Brief |
Determine how many lines include "chevron". Give the number and nothing else.

:: Provided data

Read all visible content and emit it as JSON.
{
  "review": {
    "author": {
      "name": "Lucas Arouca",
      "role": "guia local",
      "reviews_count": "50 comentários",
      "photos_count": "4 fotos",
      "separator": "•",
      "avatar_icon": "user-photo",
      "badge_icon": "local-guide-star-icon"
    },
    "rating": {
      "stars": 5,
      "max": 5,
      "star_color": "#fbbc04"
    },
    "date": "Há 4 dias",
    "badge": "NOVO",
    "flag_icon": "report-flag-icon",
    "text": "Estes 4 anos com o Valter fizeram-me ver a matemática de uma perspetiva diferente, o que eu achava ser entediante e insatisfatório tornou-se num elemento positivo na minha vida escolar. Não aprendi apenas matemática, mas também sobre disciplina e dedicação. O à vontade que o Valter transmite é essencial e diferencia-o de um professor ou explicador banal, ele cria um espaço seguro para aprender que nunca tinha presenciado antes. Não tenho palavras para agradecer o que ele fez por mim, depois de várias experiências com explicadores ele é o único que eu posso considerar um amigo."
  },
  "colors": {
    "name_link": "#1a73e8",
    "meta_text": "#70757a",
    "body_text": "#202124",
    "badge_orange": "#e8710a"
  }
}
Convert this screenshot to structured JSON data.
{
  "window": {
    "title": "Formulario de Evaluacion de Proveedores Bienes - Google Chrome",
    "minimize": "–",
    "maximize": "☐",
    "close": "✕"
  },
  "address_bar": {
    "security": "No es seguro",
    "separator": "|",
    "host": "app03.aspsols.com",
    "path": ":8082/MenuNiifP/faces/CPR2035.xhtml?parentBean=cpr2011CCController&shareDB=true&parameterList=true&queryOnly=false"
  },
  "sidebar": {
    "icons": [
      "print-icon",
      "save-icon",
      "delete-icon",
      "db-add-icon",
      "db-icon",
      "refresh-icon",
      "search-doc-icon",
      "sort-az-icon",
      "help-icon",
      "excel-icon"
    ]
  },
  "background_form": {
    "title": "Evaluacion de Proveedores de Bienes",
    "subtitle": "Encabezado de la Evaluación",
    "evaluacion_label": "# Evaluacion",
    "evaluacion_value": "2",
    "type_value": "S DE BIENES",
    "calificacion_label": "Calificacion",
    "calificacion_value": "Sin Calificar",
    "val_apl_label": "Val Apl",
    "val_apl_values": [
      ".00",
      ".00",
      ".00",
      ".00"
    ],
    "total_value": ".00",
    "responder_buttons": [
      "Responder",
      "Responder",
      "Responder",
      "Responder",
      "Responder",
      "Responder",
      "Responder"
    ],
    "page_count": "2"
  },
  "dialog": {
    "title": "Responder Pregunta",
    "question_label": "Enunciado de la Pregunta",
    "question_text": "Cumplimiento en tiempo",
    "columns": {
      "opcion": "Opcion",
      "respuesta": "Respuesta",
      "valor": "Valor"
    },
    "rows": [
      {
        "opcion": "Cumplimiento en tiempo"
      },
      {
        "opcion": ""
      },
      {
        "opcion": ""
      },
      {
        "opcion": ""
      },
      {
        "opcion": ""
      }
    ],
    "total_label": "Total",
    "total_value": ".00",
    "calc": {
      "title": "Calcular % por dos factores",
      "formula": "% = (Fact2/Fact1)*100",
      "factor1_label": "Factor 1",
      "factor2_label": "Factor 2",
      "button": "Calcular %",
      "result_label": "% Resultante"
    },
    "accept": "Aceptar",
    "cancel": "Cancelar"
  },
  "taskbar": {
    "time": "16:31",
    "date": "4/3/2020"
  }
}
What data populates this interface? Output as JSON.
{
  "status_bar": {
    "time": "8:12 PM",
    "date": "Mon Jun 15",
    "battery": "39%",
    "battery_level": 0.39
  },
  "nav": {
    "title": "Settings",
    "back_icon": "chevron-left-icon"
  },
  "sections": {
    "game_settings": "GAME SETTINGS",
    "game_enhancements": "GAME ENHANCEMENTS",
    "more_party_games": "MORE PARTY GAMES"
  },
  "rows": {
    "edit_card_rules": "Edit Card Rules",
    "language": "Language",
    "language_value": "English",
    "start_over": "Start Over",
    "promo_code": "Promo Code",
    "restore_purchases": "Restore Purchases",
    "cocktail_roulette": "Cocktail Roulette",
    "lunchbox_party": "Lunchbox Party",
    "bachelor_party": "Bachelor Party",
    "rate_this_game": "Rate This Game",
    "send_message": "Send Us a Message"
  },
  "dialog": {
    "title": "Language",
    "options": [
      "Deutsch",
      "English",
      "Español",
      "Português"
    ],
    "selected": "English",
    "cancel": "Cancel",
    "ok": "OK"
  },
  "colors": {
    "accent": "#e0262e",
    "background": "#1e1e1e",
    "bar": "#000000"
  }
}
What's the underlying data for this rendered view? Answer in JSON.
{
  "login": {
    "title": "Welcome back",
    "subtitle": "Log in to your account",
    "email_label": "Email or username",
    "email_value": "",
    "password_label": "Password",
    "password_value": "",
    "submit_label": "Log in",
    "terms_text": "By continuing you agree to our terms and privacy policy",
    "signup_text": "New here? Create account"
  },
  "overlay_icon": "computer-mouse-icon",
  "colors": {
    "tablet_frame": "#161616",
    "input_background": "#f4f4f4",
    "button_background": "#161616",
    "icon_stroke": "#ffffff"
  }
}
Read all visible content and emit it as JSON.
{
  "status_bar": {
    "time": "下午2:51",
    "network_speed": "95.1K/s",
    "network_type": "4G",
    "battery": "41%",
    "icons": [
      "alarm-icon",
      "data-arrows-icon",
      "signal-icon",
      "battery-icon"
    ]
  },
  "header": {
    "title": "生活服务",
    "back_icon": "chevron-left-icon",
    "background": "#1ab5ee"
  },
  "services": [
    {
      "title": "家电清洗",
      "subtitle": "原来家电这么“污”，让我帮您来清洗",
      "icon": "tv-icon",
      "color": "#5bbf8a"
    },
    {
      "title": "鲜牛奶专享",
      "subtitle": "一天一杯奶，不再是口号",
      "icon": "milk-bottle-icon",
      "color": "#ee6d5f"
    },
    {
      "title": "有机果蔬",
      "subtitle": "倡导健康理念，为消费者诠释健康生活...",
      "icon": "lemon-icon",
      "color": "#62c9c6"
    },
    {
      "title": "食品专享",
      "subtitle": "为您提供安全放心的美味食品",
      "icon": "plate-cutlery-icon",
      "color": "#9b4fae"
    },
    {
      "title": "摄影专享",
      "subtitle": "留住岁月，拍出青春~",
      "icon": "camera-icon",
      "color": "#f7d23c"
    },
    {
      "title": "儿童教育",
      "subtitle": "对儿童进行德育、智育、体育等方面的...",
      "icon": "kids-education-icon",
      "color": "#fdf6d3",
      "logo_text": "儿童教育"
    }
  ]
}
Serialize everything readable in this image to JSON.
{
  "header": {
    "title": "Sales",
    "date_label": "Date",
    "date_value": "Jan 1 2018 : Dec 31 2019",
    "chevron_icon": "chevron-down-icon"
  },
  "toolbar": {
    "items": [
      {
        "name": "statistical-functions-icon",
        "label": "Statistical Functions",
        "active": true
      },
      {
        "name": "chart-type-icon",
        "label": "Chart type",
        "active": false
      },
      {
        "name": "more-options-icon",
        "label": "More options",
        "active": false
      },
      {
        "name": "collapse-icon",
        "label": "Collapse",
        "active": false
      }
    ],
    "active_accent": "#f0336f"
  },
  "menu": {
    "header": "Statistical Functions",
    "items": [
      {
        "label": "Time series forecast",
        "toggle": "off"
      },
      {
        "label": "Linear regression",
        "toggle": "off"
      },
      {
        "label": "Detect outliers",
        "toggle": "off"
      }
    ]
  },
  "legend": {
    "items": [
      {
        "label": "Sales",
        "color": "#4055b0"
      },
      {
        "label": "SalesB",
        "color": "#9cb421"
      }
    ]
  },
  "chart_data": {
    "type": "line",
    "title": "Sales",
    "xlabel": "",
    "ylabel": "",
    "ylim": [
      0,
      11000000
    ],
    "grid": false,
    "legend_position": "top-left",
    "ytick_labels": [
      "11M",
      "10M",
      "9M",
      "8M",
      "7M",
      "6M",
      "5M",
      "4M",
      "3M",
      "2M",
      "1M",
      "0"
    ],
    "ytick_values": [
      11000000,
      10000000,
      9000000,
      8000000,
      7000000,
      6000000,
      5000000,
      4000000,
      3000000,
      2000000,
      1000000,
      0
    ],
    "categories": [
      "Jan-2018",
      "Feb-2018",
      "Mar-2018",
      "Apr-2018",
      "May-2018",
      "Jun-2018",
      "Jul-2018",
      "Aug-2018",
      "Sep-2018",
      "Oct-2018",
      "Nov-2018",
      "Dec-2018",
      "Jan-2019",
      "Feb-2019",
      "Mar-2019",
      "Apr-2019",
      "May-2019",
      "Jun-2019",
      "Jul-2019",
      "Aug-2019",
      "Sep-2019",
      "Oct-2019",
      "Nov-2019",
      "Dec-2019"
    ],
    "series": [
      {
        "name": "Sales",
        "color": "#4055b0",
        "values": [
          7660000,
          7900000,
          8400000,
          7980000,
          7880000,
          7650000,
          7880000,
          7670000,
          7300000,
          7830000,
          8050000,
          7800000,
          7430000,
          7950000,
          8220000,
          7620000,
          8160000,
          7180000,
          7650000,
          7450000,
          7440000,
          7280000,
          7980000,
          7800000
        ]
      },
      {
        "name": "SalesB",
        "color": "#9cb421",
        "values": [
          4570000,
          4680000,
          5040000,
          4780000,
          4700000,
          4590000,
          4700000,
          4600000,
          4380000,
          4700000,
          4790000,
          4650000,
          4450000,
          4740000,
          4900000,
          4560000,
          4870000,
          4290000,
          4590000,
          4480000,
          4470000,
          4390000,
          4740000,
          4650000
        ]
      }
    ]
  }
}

::::

Exercise result |
3